#### Information shown:
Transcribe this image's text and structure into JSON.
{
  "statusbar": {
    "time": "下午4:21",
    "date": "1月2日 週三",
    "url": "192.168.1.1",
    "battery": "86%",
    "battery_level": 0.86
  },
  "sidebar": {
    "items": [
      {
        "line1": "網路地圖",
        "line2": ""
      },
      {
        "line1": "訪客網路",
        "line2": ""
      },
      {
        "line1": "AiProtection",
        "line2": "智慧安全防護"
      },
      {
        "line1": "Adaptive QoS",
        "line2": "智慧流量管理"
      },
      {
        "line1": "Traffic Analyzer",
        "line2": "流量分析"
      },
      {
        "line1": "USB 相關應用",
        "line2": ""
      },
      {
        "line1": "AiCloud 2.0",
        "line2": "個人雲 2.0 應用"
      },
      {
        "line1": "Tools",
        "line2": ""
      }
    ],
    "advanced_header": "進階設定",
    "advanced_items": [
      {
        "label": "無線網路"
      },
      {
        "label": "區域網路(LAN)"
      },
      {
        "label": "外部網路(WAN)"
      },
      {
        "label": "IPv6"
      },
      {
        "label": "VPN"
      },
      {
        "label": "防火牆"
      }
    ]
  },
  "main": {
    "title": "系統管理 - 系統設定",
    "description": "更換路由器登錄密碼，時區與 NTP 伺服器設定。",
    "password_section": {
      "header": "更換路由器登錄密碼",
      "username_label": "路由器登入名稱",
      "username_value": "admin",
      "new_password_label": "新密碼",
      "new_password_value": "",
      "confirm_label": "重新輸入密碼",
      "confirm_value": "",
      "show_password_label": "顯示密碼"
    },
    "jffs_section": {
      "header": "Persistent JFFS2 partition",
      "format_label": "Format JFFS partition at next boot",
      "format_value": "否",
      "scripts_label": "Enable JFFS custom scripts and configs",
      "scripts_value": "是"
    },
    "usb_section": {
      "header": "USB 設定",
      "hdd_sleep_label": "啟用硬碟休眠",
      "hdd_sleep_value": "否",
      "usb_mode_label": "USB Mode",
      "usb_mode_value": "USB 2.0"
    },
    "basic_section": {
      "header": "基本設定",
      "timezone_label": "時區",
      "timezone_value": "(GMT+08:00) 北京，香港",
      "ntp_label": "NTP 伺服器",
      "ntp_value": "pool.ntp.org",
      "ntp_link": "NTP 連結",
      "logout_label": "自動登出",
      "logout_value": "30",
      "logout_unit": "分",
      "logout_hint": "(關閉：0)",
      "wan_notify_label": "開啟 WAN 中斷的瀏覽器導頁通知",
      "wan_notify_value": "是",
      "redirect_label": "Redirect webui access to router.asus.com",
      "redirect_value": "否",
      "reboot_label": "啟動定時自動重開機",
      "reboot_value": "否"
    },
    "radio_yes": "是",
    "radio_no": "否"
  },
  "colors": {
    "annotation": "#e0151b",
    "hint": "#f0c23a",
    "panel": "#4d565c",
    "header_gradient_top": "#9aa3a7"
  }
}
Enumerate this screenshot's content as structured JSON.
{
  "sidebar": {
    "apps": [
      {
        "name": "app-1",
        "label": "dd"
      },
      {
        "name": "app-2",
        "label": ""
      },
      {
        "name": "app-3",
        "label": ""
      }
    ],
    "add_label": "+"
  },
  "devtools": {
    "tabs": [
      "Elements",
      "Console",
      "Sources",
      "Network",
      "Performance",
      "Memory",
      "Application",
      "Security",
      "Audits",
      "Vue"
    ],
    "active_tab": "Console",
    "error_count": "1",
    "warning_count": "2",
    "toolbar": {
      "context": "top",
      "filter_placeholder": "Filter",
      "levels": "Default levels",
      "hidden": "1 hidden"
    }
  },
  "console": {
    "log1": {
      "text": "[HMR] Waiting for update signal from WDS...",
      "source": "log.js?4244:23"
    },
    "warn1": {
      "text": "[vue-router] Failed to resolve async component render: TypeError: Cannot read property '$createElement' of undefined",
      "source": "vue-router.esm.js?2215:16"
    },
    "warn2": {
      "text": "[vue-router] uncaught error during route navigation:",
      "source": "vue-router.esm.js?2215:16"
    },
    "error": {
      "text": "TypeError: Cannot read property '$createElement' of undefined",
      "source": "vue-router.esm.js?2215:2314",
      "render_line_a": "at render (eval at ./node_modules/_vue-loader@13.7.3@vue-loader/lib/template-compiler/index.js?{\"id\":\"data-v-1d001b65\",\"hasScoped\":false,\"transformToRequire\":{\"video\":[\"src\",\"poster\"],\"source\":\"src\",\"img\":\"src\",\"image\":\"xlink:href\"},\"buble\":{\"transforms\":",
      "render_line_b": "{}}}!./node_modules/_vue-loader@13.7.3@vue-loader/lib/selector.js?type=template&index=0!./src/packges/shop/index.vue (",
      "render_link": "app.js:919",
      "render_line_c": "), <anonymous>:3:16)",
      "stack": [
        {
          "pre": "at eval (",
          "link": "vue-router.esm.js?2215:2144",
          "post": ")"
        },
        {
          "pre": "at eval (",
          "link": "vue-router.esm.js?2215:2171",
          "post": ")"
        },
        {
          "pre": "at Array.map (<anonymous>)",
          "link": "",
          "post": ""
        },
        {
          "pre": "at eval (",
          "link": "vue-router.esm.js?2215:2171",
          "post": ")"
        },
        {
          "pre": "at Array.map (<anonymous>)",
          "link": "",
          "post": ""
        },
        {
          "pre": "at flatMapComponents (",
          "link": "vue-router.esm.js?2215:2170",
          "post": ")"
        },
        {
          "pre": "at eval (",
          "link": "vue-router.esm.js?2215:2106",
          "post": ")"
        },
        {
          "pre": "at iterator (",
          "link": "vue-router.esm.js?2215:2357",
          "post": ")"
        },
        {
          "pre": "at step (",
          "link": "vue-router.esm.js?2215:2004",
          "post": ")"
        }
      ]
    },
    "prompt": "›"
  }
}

#### Problem to work on:
From the records above, extract every entry exactly as given.

#### Correct answer:
Transcribe this image's text and structure into JSON.
{
  "statusbar": {
    "time": "下午4:21",
    "date": "1月2日 週三",
    "url": "192.168.1.1",
    "battery": "86%",
    "battery_level": 0.86
  },
  "sidebar": {
    "items": [
      {
        "line1": "網路地圖",
        "line2": ""
      },
      {
        "line1": "訪客網路",
        "line2": ""
      },
      {
        "line1": "AiProtection",
        "line2": "智慧安全防護"
      },
      {
        "line1": "Adaptive QoS",
        "line2": "智慧流量管理"
      },
      {
        "line1": "Traffic Analyzer",
        "line2": "流量分析"
      },
      {
        "line1": "USB 相關應用",
        "line2": ""
      },
      {
        "line1": "AiCloud 2.0",
        "line2": "個人雲 2.0 應用"
      },
      {
        "line1": "Tools",
        "line2": ""
      }
    ],
    "advanced_header": "進階設定",
    "advanced_items": [
      {
        "label": "無線網路"
      },
      {
        "label": "區域網路(LAN)"
      },
      {
        "label": "外部網路(WAN)"
      },
      {
        "label": "IPv6"
      },
      {
        "label": "VPN"
      },
      {
        "label": "防火牆"
      }
    ]
  },
  "main": {
    "title": "系統管理 - 系統設定",
    "description": "更換路由器登錄密碼，時區與 NTP 伺服器設定。",
    "password_section": {
      "header": "更換路由器登錄密碼",
      "username_label": "路由器登入名稱",
      "username_value": "admin",
      "new_password_label": "新密碼",
      "new_password_value": "",
      "confirm_label": "重新輸入密碼",
      "confirm_value": "",
      "show_password_label": "顯示密碼"
    },
    "jffs_section": {
      "header": "Persistent JFFS2 partition",
      "format_label": "Format JFFS partition at next boot",
      "format_value": "否",
      "scripts_label": "Enable JFFS custom scripts and configs",
      "scripts_value": "是"
    },
    "usb_section": {
      "header": "USB 設定",
      "hdd_sleep_label": "啟用硬碟休眠",
      "hdd_sleep_value": "否",
      "usb_mode_label": "USB Mode",
      "usb_mode_value": "USB 2.0"
    },
    "basic_section": {
      "header": "基本設定",
      "timezone_label": "時區",
      "timezone_value": "(GMT+08:00) 北京，香港",
      "ntp_label": "NTP 伺服器",
      "ntp_value": "pool.ntp.org",
      "ntp_link": "NTP 連結",
      "logout_label": "自動登出",
      "logout_value": "30",
      "logout_unit": "分",
      "logout_hint": "(關閉：0)",
      "wan_notify_label": "開啟 WAN 中斷的瀏覽器導頁通知",
      "wan_notify_value": "是",
      "redirect_label": "Redirect webui access to router.asus.com",
      "redirect_value": "否",
      "reboot_label": "啟動定時自動重開機",
      "reboot_value": "否"
    },
    "radio_yes": "是",
    "radio_no": "否"
  },
  "colors": {
    "annotation": "#e0151b",
    "hint": "#f0c23a",
    "panel": "#4d565c",
    "header_gradient_top": "#9aa3a7"
  }
}
Enumerate this screenshot's content as structured JSON.
{
  "sidebar": {
    "apps": [
      {
        "name": "app-1",
        "label": "dd"
      },
      {
        "name": "app-2",
        "label": ""
      },
      {
        "name": "app-3",
        "label": ""
      }
    ],
    "add_label": "+"
  },
  "devtools": {
    "tabs": [
      "Elements",
      "Console",
      "Sources",
      "Network",
      "Performance",
      "Memory",
      "Application",
      "Security",
      "Audits",
      "Vue"
    ],
    "active_tab": "Console",
    "error_count": "1",
    "warning_count": "2",
    "toolbar": {
      "context": "top",
      "filter_placeholder": "Filter",
      "levels": "Default levels",
      "hidden": "1 hidden"
    }
  },
  "console": {
    "log1": {
      "text": "[HMR] Waiting for update signal from WDS...",
      "source": "log.js?4244:23"
    },
    "warn1": {
      "text": "[vue-router] Failed to resolve async component render: TypeError: Cannot read property '$createElement' of undefined",
      "source": "vue-router.esm.js?2215:16"
    },
    "warn2": {
      "text": "[vue-router] uncaught error during route navigation:",
      "source": "vue-router.esm.js?2215:16"
    },
    "error": {
      "text": "TypeError: Cannot read property '$createElement' of undefined",
      "source": "vue-router.esm.js?2215:2314",
      "render_line_a": "at render (eval at ./node_modules/_vue-loader@13.7.3@vue-loader/lib/template-compiler/index.js?{\"id\":\"data-v-1d001b65\",\"hasScoped\":false,\"transformToRequire\":{\"video\":[\"src\",\"poster\"],\"source\":\"src\",\"img\":\"src\",\"image\":\"xlink:href\"},\"buble\":{\"transforms\":",
      "render_line_b": "{}}}!./node_modules/_vue-loader@13.7.3@vue-loader/lib/selector.js?type=template&index=0!./src/packges/shop/index.vue (",
      "render_link": "app.js:919",
      "render_line_c": "), <anonymous>:3:16)",
      "stack": [
        {
          "pre": "at eval (",
          "link": "vue-router.esm.js?2215:2144",
          "post": ")"
        },
        {
          "pre": "at eval (",
          "link": "vue-router.esm.js?2215:2171",
          "post": ")"
        },
        {
          "pre": "at Array.map (<anonymous>)",
          "link": "",
          "post": ""
        },
        {
          "pre": "at eval (",
          "link": "vue-router.esm.js?2215:2171",
          "post": ")"
        },
        {
          "pre": "at Array.map (<anonymous>)",
          "link": "",
          "post": ""
        },
        {
          "pre": "at flatMapComponents (",
          "link": "vue-router.esm.js?2215:2170",
          "post": ")"
        },
        {
          "pre": "at eval (",
          "link": "vue-router.esm.js?2215:2106",
          "post": ")"
        },
        {
          "pre": "at iterator (",
          "link": "vue-router.esm.js?2215:2357",
          "post": ")"
        },
        {
          "pre": "at step (",
          "link": "vue-router.esm.js?2215:2004",
          "post": ")"
        }
      ]
    },
    "prompt": "›"
  }
}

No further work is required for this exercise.